------ Dataset

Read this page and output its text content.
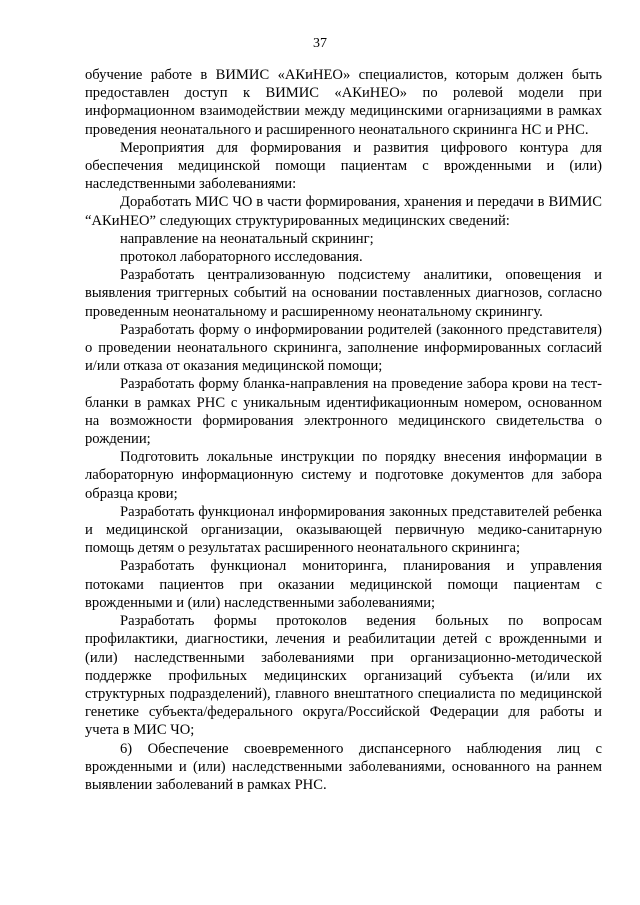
37

обучение работе в ВИМИС «АКиНЕО» специалистов, которым должен быть предоставлен доступ к ВИМИС «АКиНЕО» по ролевой модели при информационном взаимодействии между медицинскими огарнизациями в рамках проведения неонатального и расширенного неонатального скрининга НС и РНС.

Мероприятия для формирования и развития цифрового контура для обеспечения медицинской помощи пациентам с врожденными и (или) наследственными заболеваниями:

Доработать МИС ЧО в части формирования, хранения и передачи в ВИМИС “АКиНЕО” следующих структурированных медицинских сведений:

направление на неонатальный скрининг;

протокол лабораторного исследования.

Разработать централизованную подсистему аналитики, оповещения и выявления триггерных событий на основании поставленных диагнозов, согласно проведенным неонатальному и расширенному неонатальному скринингу.

Разработать форму о информировании родителей (законного представителя) о проведении неонатального скрининга, заполнение информированных согласий и/или отказа от оказания медицинской помощи;

Разработать форму бланка-направления на проведение забора крови на тест-бланки в рамках РНС с уникальным идентификационным номером, основанном на возможности формирования электронного медицинского свидетельства о рождении;

Подготовить локальные инструкции по порядку внесения информации в лабораторную информационную систему и подготовке документов для забора образца крови;

Разработать функционал информирования законных представителей ребенка и медицинской организации, оказывающей первичную медико-санитарную помощь детям о результатах расширенного неонатального скрининга;

Разработать функционал мониторинга, планирования и управления потоками пациентов при оказании медицинской помощи пациентам с врожденными и (или) наследственными заболеваниями;

Разработать формы протоколов ведения больных по вопросам профилактики, диагностики, лечения и реабилитации детей с врожденными и (или) наследственными заболеваниями при организационно-методической поддержке профильных медицинских организаций субъекта (и/или их структурных подразделений), главного внештатного специалиста по медицинской генетике субъекта/федерального округа/Российской Федерации для работы и учета в МИС ЧО;

6) Обеспечение своевременного диспансерного наблюдения лиц с врожденными и (или) наследственными заболеваниями, основанного на раннем выявлении заболеваний в рамках РНС.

------------

### Problem description
All of the material above should be reproduced exactly, except the pictures.

### Result of this exercise
Read this page and output its text content.
37

обучение работе в ВИМИС «АКиНЕО» специалистов, которым должен быть предоставлен доступ к ВИМИС «АКиНЕО» по ролевой модели при информационном взаимодействии между медицинскими огарнизациями в рамках проведения неонатального и расширенного неонатального скрининга НС и РНС.

Мероприятия для формирования и развития цифрового контура для обеспечения медицинской помощи пациентам с врожденными и (или) наследственными заболеваниями:

Доработать МИС ЧО в части формирования, хранения и передачи в ВИМИС “АКиНЕО” следующих структурированных медицинских сведений:

направление на неонатальный скрининг;

протокол лабораторного исследования.

Разработать централизованную подсистему аналитики, оповещения и выявления триггерных событий на основании поставленных диагнозов, согласно проведенным неонатальному и расширенному неонатальному скринингу.

Разработать форму о информировании родителей (законного представителя) о проведении неонатального скрининга, заполнение информированных согласий и/или отказа от оказания медицинской помощи;

Разработать форму бланка-направления на проведение забора крови на тест-бланки в рамках РНС с уникальным идентификационным номером, основанном на возможности формирования электронного медицинского свидетельства о рождении;

Подготовить локальные инструкции по порядку внесения информации в лабораторную информационную систему и подготовке документов для забора образца крови;

Разработать функционал информирования законных представителей ребенка и медицинской организации, оказывающей первичную медико-санитарную помощь детям о результатах расширенного неонатального скрининга;

Разработать функционал мониторинга, планирования и управления потоками пациентов при оказании медицинской помощи пациентам с врожденными и (или) наследственными заболеваниями;

Разработать формы протоколов ведения больных по вопросам профилактики, диагностики, лечения и реабилитации детей с врожденными и (или) наследственными заболеваниями при организационно-методической поддержке профильных медицинских организаций субъекта (и/или их структурных подразделений), главного внештатного специалиста по медицинской генетике субъекта/федерального округа/Российской Федерации для работы и учета в МИС ЧО;

6) Обеспечение своевременного диспансерного наблюдения лиц с врожденными и (или) наследственными заболеваниями, основанного на раннем выявлении заболеваний в рамках РНС.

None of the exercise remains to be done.